*What is required*: Reproduce the records word for word, from their first line through the line containing "site-title: Health Today [796, 36, 1090, 82]", including that line.

*Listed records*:
_ _ _ _ _ _ _
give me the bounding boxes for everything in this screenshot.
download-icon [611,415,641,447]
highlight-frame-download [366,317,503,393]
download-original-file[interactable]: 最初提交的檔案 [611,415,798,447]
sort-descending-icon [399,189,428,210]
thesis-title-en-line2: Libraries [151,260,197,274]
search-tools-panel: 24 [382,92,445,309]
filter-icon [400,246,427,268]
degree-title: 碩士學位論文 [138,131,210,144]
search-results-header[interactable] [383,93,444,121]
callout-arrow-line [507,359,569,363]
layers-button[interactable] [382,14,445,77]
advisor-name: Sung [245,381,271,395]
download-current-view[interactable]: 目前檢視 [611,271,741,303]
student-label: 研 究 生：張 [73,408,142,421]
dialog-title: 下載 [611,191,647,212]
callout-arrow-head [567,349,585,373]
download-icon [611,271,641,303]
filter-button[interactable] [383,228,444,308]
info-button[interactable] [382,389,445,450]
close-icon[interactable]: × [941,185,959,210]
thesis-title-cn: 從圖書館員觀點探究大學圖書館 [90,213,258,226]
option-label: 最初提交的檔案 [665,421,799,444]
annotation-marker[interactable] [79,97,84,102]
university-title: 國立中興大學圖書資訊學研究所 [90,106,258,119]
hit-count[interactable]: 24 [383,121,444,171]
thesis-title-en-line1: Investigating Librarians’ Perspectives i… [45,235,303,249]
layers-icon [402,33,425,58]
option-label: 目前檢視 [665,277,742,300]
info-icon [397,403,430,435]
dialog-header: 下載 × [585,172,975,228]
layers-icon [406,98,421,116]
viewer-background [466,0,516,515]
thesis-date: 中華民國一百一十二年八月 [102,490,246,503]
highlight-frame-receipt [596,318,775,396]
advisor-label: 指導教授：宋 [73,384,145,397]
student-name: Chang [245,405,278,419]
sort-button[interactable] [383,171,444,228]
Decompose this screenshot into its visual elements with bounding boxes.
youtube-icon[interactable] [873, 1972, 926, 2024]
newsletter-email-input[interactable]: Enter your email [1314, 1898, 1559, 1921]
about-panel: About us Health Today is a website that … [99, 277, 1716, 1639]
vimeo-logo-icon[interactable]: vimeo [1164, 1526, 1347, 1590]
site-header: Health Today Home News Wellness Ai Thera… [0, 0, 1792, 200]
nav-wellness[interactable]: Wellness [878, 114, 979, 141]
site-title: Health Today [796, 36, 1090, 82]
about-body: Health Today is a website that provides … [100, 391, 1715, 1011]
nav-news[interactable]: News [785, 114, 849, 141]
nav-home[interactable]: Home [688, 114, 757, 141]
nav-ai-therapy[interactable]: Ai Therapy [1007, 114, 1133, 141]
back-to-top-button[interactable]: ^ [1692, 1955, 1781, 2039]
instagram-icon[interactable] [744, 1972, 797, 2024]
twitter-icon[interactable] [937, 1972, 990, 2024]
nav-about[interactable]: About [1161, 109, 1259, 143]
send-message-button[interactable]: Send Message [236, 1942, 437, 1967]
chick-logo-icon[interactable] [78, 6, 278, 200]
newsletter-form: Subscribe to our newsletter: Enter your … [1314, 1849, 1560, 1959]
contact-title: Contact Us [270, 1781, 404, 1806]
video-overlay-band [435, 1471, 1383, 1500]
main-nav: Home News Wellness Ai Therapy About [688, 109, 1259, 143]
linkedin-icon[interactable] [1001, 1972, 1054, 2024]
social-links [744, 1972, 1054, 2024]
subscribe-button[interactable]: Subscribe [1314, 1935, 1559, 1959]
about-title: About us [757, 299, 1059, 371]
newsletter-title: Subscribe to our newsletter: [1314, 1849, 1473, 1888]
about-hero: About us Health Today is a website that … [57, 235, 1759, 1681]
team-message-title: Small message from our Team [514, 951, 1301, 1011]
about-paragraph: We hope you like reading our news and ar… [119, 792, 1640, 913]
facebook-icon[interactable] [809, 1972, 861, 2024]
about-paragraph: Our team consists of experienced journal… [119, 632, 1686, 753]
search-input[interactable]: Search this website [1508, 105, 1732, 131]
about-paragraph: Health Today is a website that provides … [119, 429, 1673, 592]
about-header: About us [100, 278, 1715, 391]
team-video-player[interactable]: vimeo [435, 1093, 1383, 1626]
_ _ _ _ _ _ _
*Exercise result*:
give me the bounding boxes for everything in this screenshot.
download-icon [611,415,641,447]
highlight-frame-download [366,317,503,393]
download-original-file[interactable]: 最初提交的檔案 [611,415,798,447]
sort-descending-icon [399,189,428,210]
thesis-title-en-line2: Libraries [151,260,197,274]
search-tools-panel: 24 [382,92,445,309]
filter-icon [400,246,427,268]
degree-title: 碩士學位論文 [138,131,210,144]
search-results-header[interactable] [383,93,444,121]
callout-arrow-line [507,359,569,363]
layers-button[interactable] [382,14,445,77]
advisor-name: Sung [245,381,271,395]
download-current-view[interactable]: 目前檢視 [611,271,741,303]
student-label: 研 究 生：張 [73,408,142,421]
dialog-title: 下載 [611,191,647,212]
callout-arrow-head [567,349,585,373]
download-icon [611,271,641,303]
filter-button[interactable] [383,228,444,308]
info-button[interactable] [382,389,445,450]
close-icon[interactable]: × [941,185,959,210]
thesis-title-cn: 從圖書館員觀點探究大學圖書館 [90,213,258,226]
option-label: 最初提交的檔案 [665,421,799,444]
annotation-marker[interactable] [79,97,84,102]
university-title: 國立中興大學圖書資訊學研究所 [90,106,258,119]
hit-count[interactable]: 24 [383,121,444,171]
thesis-title-en-line1: Investigating Librarians’ Perspectives i… [45,235,303,249]
layers-icon [402,33,425,58]
option-label: 目前檢視 [665,277,742,300]
info-icon [397,403,430,435]
dialog-header: 下載 × [585,172,975,228]
layers-icon [406,98,421,116]
viewer-background [466,0,516,515]
thesis-date: 中華民國一百一十二年八月 [102,490,246,503]
highlight-frame-receipt [596,318,775,396]
advisor-label: 指導教授：宋 [73,384,145,397]
student-name: Chang [245,405,278,419]
sort-button[interactable] [383,171,444,228]
Decompose this screenshot into its visual elements with bounding boxes.
youtube-icon[interactable] [873, 1972, 926, 2024]
newsletter-email-input[interactable]: Enter your email [1314, 1898, 1559, 1921]
about-panel: About us Health Today is a website that … [99, 277, 1716, 1639]
vimeo-logo-icon[interactable]: vimeo [1164, 1526, 1347, 1590]
site-header: Health Today Home News Wellness Ai Thera… [0, 0, 1792, 200]
nav-wellness[interactable]: Wellness [878, 114, 979, 141]
site-title: Health Today [796, 36, 1090, 82]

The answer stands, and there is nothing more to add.